# WHAT THE TASK REQUIRES
Please give the listing again in its entirety, exactly as written.
= = =
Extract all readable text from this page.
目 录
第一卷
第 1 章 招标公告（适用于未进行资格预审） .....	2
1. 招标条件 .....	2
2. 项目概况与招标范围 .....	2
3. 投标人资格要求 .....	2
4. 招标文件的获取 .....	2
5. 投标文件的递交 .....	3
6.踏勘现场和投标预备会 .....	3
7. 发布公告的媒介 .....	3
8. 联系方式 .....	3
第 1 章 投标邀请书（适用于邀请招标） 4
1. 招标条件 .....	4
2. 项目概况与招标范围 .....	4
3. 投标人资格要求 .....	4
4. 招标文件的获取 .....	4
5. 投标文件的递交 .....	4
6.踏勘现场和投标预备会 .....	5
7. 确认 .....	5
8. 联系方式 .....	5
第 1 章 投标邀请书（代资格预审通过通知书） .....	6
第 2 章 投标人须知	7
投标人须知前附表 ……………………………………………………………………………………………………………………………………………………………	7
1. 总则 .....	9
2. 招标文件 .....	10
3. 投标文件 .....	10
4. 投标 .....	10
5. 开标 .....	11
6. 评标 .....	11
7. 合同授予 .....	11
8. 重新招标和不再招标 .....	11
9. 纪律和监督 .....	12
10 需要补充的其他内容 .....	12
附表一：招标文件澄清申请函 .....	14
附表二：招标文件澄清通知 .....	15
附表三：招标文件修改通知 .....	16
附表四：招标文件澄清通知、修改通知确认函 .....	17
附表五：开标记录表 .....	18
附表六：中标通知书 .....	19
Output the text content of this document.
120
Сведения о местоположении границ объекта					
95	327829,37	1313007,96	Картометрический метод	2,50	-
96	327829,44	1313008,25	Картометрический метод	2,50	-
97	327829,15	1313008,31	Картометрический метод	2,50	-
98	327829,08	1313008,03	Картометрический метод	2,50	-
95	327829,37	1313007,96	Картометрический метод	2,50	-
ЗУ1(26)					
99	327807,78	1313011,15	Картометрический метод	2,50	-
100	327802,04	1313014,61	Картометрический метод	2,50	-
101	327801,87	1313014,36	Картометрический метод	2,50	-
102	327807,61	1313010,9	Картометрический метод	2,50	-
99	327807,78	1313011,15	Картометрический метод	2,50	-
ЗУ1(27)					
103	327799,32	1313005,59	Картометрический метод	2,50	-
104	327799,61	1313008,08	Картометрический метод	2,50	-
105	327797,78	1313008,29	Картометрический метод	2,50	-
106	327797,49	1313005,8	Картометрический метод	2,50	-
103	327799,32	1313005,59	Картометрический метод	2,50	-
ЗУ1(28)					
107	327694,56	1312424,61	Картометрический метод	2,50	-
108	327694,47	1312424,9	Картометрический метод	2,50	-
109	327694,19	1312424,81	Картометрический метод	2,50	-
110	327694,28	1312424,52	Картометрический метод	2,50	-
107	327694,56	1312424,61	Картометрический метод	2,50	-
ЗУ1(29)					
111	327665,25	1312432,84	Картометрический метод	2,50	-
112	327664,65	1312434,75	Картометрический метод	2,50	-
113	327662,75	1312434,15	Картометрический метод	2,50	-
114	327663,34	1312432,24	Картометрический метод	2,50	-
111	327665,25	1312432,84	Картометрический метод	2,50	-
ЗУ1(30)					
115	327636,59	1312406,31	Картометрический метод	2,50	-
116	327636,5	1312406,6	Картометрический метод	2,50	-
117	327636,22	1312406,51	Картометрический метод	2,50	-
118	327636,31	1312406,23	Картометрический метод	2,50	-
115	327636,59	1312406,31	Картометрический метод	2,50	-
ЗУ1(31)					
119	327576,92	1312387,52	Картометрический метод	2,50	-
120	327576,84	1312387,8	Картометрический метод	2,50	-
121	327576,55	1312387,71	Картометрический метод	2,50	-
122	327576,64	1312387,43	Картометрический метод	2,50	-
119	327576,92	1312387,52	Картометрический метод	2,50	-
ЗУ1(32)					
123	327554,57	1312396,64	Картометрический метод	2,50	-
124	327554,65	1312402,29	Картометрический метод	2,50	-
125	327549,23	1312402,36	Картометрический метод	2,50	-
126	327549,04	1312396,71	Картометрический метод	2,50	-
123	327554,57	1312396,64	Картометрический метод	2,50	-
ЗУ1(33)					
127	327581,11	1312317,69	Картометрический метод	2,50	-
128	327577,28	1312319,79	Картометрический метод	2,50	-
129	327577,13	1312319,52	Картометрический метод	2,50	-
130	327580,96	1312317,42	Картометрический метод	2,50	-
= = =
# EXPECTED OUTPUT
Extract all readable text from this page.
目 录
第一卷
第 1 章 招标公告（适用于未进行资格预审） .....	2
1. 招标条件 .....	2
2. 项目概况与招标范围 .....	2
3. 投标人资格要求 .....	2
4. 招标文件的获取 .....	2
5. 投标文件的递交 .....	3
6.踏勘现场和投标预备会 .....	3
7. 发布公告的媒介 .....	3
8. 联系方式 .....	3
第 1 章 投标邀请书（适用于邀请招标） 4
1. 招标条件 .....	4
2. 项目概况与招标范围 .....	4
3. 投标人资格要求 .....	4
4. 招标文件的获取 .....	4
5. 投标文件的递交 .....	4
6.踏勘现场和投标预备会 .....	5
7. 确认 .....	5
8. 联系方式 .....	5
第 1 章 投标邀请书（代资格预审通过通知书） .....	6
第 2 章 投标人须知	7
投标人须知前附表 ……………………………………………………………………………………………………………………………………………………………	7
1. 总则 .....	9
2. 招标文件 .....	10
3. 投标文件 .....	10
4. 投标 .....	10
5. 开标 .....	11
6. 评标 .....	11
7. 合同授予 .....	11
8. 重新招标和不再招标 .....	11
9. 纪律和监督 .....	12
10 需要补充的其他内容 .....	12
附表一：招标文件澄清申请函 .....	14
附表二：招标文件澄清通知 .....	15
附表三：招标文件修改通知 .....	16
附表四：招标文件澄清通知、修改通知确认函 .....	17
附表五：开标记录表 .....	18
附表六：中标通知书 .....	19
Output the text content of this document.
120
Сведения о местоположении границ объекта					
95	327829,37	1313007,96	Картометрический метод	2,50	-
96	327829,44	1313008,25	Картометрический метод	2,50	-
97	327829,15	1313008,31	Картометрический метод	2,50	-
98	327829,08	1313008,03	Картометрический метод	2,50	-
95	327829,37	1313007,96	Картометрический метод	2,50	-
ЗУ1(26)					
99	327807,78	1313011,15	Картометрический метод	2,50	-
100	327802,04	1313014,61	Картометрический метод	2,50	-
101	327801,87	1313014,36	Картометрический метод	2,50	-
102	327807,61	1313010,9	Картометрический метод	2,50	-
99	327807,78	1313011,15	Картометрический метод	2,50	-
ЗУ1(27)					
103	327799,32	1313005,59	Картометрический метод	2,50	-
104	327799,61	1313008,08	Картометрический метод	2,50	-
105	327797,78	1313008,29	Картометрический метод	2,50	-
106	327797,49	1313005,8	Картометрический метод	2,50	-
103	327799,32	1313005,59	Картометрический метод	2,50	-
ЗУ1(28)					
107	327694,56	1312424,61	Картометрический метод	2,50	-
108	327694,47	1312424,9	Картометрический метод	2,50	-
109	327694,19	1312424,81	Картометрический метод	2,50	-
110	327694,28	1312424,52	Картометрический метод	2,50	-
107	327694,56	1312424,61	Картометрический метод	2,50	-
ЗУ1(29)					
111	327665,25	1312432,84	Картометрический метод	2,50	-
112	327664,65	1312434,75	Картометрический метод	2,50	-
113	327662,75	1312434,15	Картометрический метод	2,50	-
114	327663,34	1312432,24	Картометрический метод	2,50	-
111	327665,25	1312432,84	Картометрический метод	2,50	-
ЗУ1(30)					
115	327636,59	1312406,31	Картометрический метод	2,50	-
116	327636,5	1312406,6	Картометрический метод	2,50	-
117	327636,22	1312406,51	Картометрический метод	2,50	-
118	327636,31	1312406,23	Картометрический метод	2,50	-
115	327636,59	1312406,31	Картометрический метод	2,50	-
ЗУ1(31)					
119	327576,92	1312387,52	Картометрический метод	2,50	-
120	327576,84	1312387,8	Картометрический метод	2,50	-
121	327576,55	1312387,71	Картометрический метод	2,50	-
122	327576,64	1312387,43	Картометрический метод	2,50	-
119	327576,92	1312387,52	Картометрический метод	2,50	-
ЗУ1(32)					
123	327554,57	1312396,64	Картометрический метод	2,50	-
124	327554,65	1312402,29	Картометрический метод	2,50	-
125	327549,23	1312402,36	Картометрический метод	2,50	-
126	327549,04	1312396,71	Картометрический метод	2,50	-
123	327554,57	1312396,64	Картометрический метод	2,50	-
ЗУ1(33)					
127	327581,11	1312317,69	Картометрический метод	2,50	-
128	327577,28	1312319,79	Картометрический метод	2,50	-
129	327577,13	1312319,52	Картометрический метод	2,50	-
130	327580,96	1312317,42	Картометрический метод	2,50	-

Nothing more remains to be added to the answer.